- **Task objective**: Reproduce the records below exactly as they appear, omitting any pictures they contain.
--- begin The input ---
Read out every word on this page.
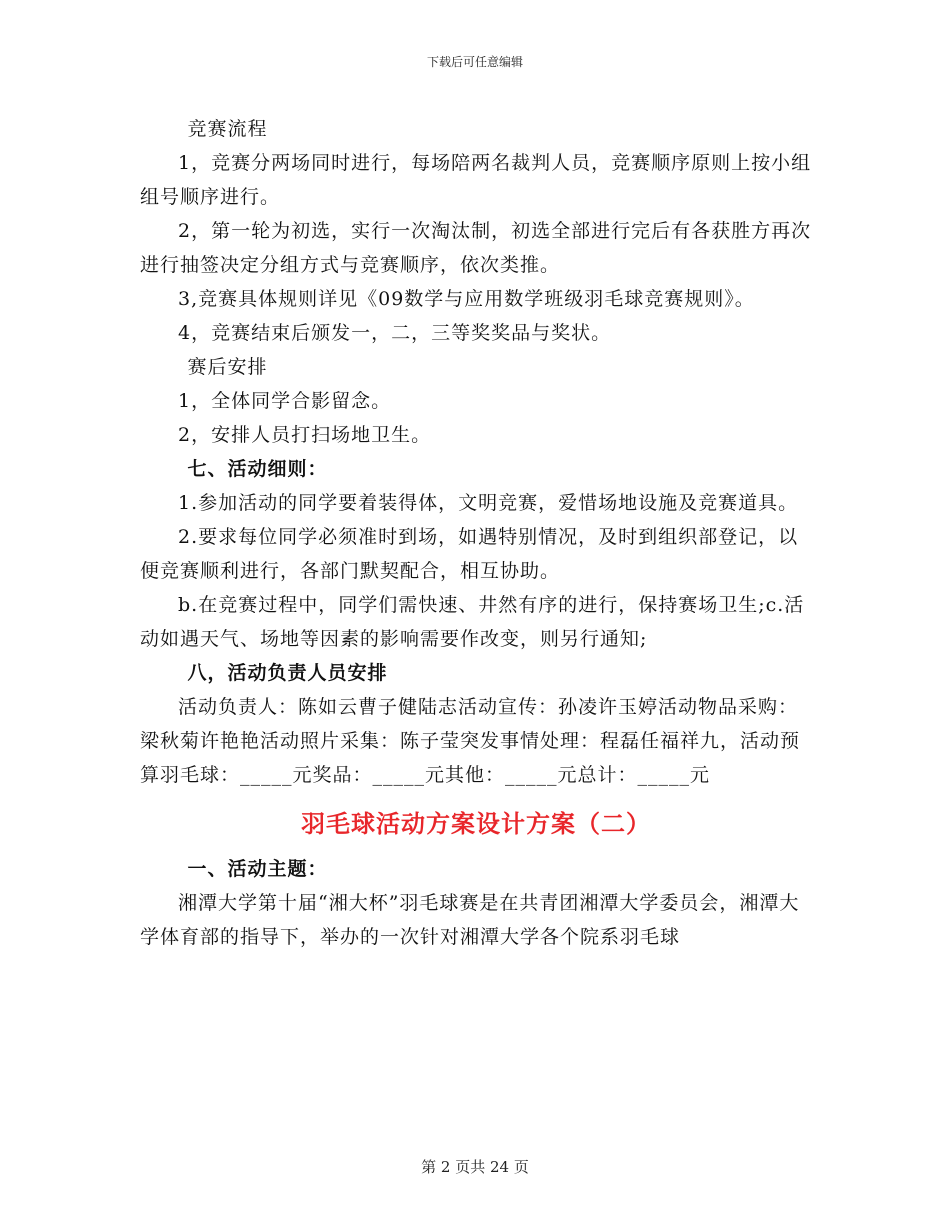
下载后可任意编辑

竞赛流程

1，竞赛分两场同时进行，每场陪两名裁判人员，竞赛顺序原则上按小组组号顺序进行。

2，第一轮为初选，实行一次淘汰制，初选全部进行完后有各获胜方再次进行抽签决定分组方式与竞赛顺序，依次类推。

3,竞赛具体规则详见《09数学与应用数学班级羽毛球竞赛规则》。

4，竞赛结束后颁发一，二，三等奖奖品与奖状。

赛后安排

1，全体同学合影留念。

2，安排人员打扫场地卫生。

七、活动细则：

1.参加活动的同学要着装得体，文明竞赛，爱惜场地设施及竞赛道具。

2.要求每位同学必须准时到场，如遇特别情况，及时到组织部登记，以便竞赛顺利进行，各部门默契配合，相互协助。

b.在竞赛过程中，同学们需快速、井然有序的进行，保持赛场卫生;c.活动如遇天气、场地等因素的影响需要作改变，则另行通知;

八，活动负责人员安排

活动负责人：陈如云曹子健陆志活动宣传：孙凌许玉婷活动物品采购：梁秋菊许艳艳活动照片采集：陈子莹突发事情处理：程磊任福祥九，活动预算羽毛球：_____元奖品：_____元其他：_____元总计：_____元

羽毛球活动方案设计方案（二）

一、活动主题：

湘潭大学第十届“湘大杯”羽毛球赛是在共青团湘潭大学委员会，湘潭大学体育部的指导下，举办的一次针对湘潭大学各个院系羽毛球

第 2 页共 24 页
--- end The input ---
- **Response below**:
Read out every word on this page.
下载后可任意编辑

竞赛流程

1，竞赛分两场同时进行，每场陪两名裁判人员，竞赛顺序原则上按小组组号顺序进行。

2，第一轮为初选，实行一次淘汰制，初选全部进行完后有各获胜方再次进行抽签决定分组方式与竞赛顺序，依次类推。

3,竞赛具体规则详见《09数学与应用数学班级羽毛球竞赛规则》。

4，竞赛结束后颁发一，二，三等奖奖品与奖状。

赛后安排

1，全体同学合影留念。

2，安排人员打扫场地卫生。

七、活动细则：

1.参加活动的同学要着装得体，文明竞赛，爱惜场地设施及竞赛道具。

2.要求每位同学必须准时到场，如遇特别情况，及时到组织部登记，以便竞赛顺利进行，各部门默契配合，相互协助。

b.在竞赛过程中，同学们需快速、井然有序的进行，保持赛场卫生;c.活动如遇天气、场地等因素的影响需要作改变，则另行通知;

八，活动负责人员安排

活动负责人：陈如云曹子健陆志活动宣传：孙凌许玉婷活动物品采购：梁秋菊许艳艳活动照片采集：陈子莹突发事情处理：程磊任福祥九，活动预算羽毛球：_____元奖品：_____元其他：_____元总计：_____元

羽毛球活动方案设计方案（二）

一、活动主题：

湘潭大学第十届“湘大杯”羽毛球赛是在共青团湘潭大学委员会，湘潭大学体育部的指导下，举办的一次针对湘潭大学各个院系羽毛球

第 2 页共 24 页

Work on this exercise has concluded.